(Data excerpts)
>>>>
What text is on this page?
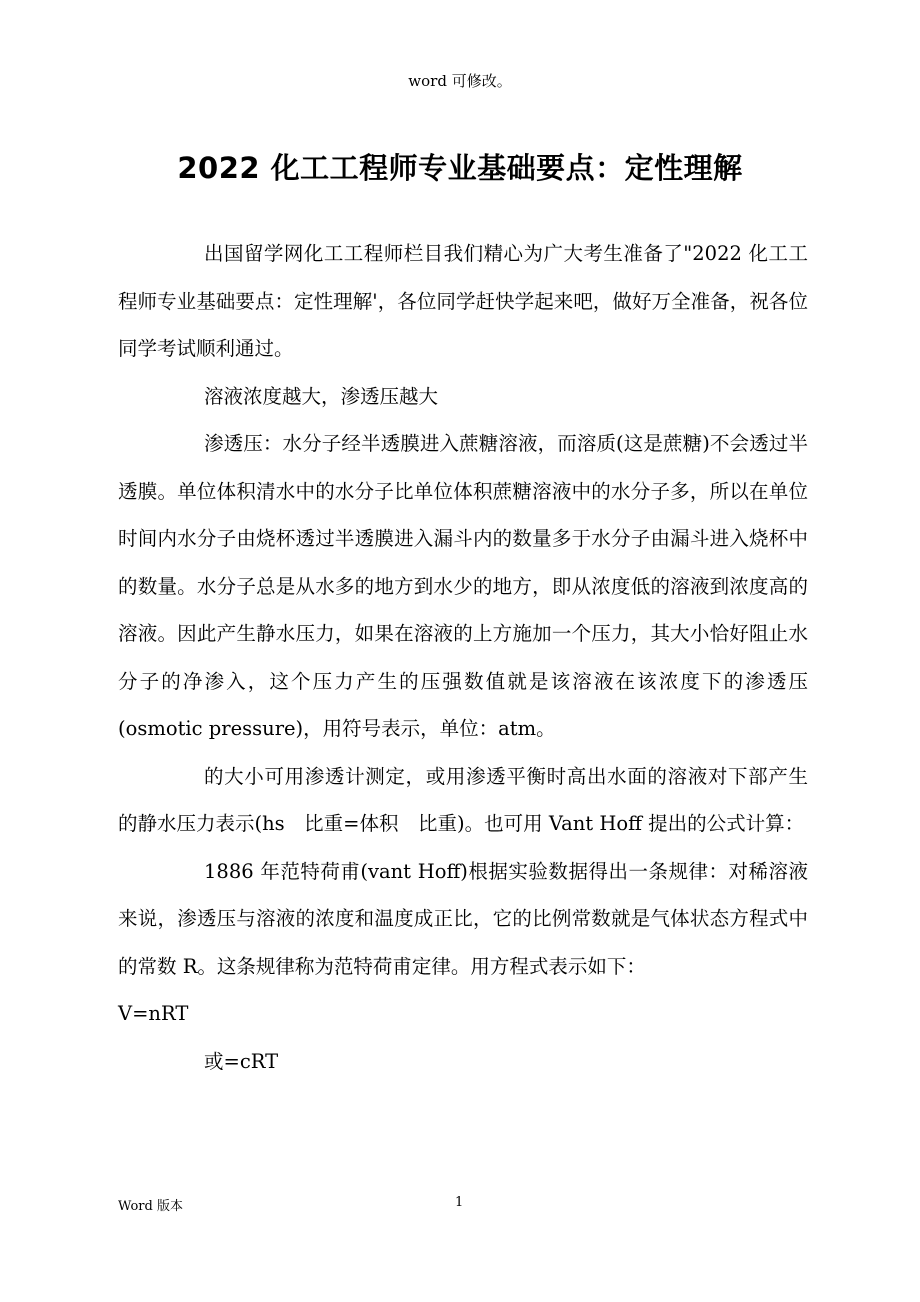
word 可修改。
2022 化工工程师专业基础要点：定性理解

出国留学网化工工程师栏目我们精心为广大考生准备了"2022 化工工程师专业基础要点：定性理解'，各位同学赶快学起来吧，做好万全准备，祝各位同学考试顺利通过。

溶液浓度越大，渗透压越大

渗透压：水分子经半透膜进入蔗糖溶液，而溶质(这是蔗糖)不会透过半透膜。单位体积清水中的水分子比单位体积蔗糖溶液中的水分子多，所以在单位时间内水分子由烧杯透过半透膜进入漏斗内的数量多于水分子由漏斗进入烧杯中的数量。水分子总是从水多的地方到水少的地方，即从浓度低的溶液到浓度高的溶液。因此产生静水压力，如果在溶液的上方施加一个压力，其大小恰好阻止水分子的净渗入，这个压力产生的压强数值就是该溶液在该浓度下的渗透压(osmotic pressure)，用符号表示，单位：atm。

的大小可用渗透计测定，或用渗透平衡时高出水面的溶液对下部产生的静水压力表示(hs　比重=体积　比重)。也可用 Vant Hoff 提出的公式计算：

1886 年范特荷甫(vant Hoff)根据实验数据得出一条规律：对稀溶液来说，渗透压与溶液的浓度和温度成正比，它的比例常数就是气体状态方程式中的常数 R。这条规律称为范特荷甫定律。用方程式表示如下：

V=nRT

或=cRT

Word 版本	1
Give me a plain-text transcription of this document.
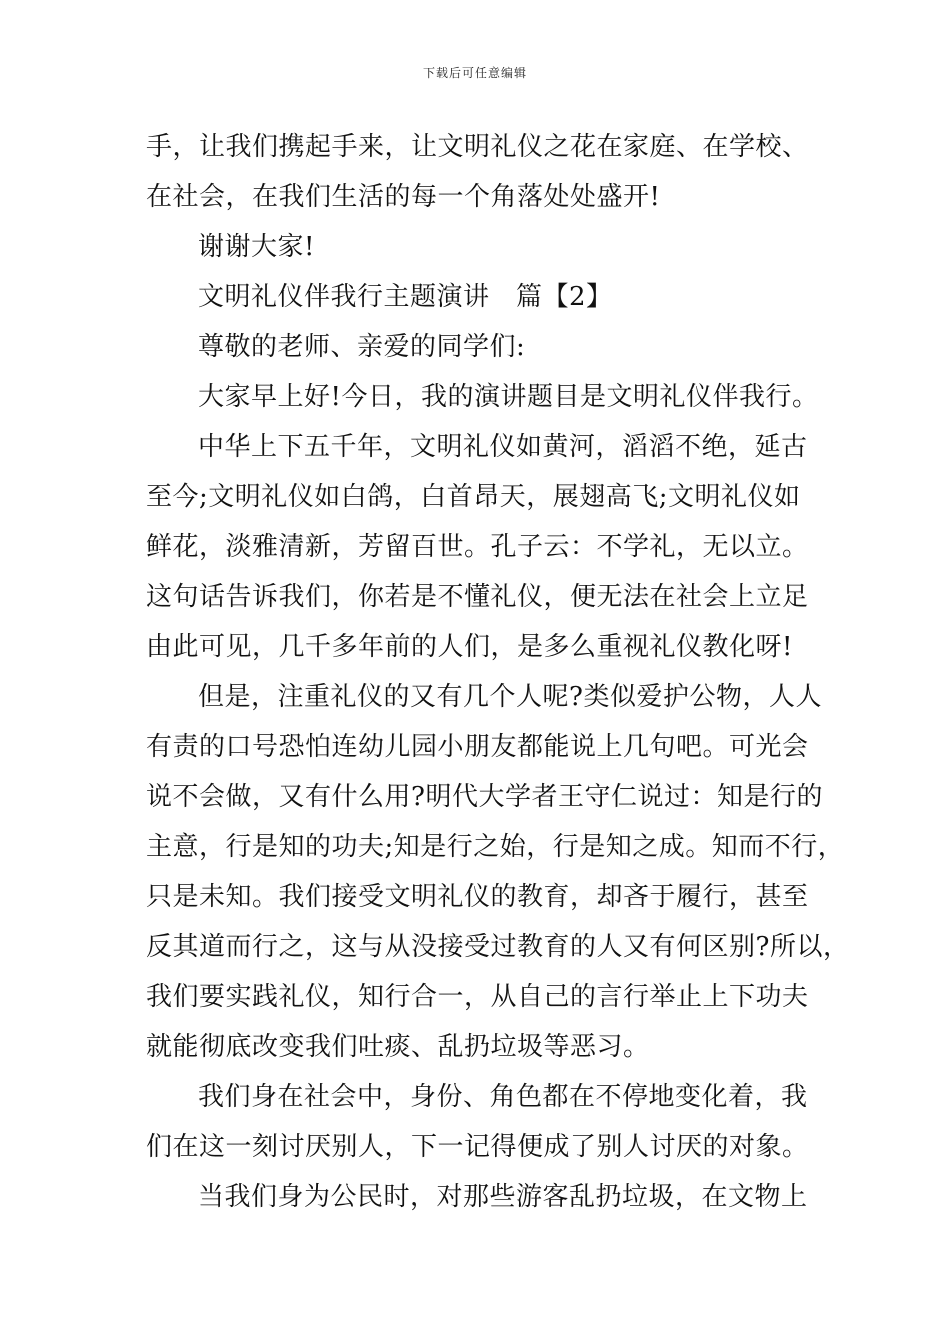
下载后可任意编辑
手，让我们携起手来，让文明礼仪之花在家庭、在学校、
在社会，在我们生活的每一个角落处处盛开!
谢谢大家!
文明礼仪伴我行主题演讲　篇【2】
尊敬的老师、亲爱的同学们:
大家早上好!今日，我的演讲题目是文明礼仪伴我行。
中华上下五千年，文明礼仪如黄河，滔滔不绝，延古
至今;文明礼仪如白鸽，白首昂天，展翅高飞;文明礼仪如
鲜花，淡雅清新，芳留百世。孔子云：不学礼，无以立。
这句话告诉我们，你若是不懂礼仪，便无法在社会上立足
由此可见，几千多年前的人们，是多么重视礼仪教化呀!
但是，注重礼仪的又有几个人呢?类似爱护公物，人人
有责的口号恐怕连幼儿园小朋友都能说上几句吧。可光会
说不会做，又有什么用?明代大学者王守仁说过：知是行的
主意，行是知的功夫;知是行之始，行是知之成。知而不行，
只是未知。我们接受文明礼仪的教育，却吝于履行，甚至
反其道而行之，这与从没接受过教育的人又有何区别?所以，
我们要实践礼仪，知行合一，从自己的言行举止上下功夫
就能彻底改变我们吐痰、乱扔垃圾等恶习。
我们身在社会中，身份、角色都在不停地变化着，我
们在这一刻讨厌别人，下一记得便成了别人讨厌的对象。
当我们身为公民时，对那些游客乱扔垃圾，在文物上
<<<<
>>>>
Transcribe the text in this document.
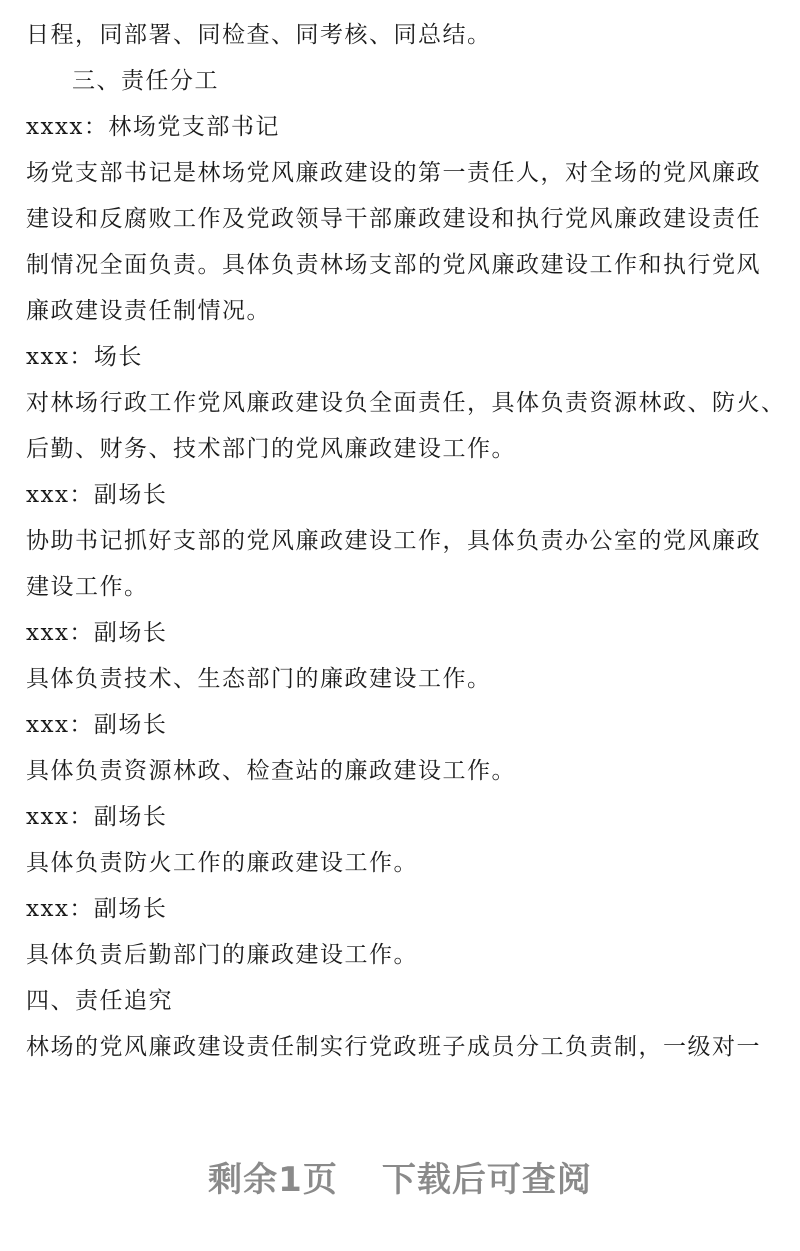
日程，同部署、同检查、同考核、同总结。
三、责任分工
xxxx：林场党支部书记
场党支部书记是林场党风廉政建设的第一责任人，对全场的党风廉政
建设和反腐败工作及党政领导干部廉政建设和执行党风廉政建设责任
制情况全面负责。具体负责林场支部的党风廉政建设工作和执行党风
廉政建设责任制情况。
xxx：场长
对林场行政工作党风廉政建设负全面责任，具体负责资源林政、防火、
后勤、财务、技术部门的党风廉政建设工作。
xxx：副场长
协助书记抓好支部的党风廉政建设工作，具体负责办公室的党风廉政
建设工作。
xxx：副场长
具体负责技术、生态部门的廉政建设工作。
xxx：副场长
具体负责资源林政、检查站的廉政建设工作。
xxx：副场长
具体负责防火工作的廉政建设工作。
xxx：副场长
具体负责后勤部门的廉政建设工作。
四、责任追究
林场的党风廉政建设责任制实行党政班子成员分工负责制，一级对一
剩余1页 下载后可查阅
<<<<
>>>>
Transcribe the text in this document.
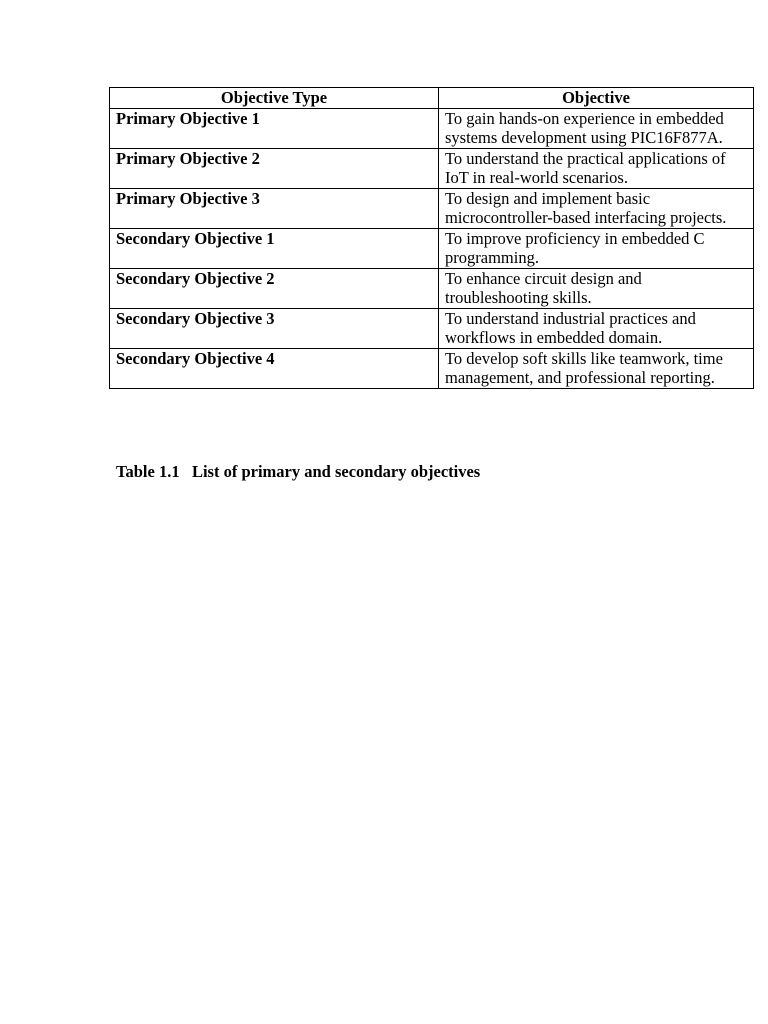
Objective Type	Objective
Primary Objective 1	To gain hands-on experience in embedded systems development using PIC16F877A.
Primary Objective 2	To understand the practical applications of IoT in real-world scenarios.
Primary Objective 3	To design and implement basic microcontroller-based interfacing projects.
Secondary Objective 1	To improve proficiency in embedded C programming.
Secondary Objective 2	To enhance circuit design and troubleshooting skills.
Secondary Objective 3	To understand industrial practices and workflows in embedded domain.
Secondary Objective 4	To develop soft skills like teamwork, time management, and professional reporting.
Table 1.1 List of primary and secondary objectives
<<<<
Exercise brief: Isolate each line of the listing above that includes "化工工程师专业基础要点". Copy it.

Exercise output:
2022 化工工程师专业基础要点：定性理解
出国留学网化工工程师栏目我们精心为广大考生准备了"2022 化工工程师专业基础要点：定性理解'，各位同学赶快学起来吧，做好万全准备，祝各位同学考试顺利通过。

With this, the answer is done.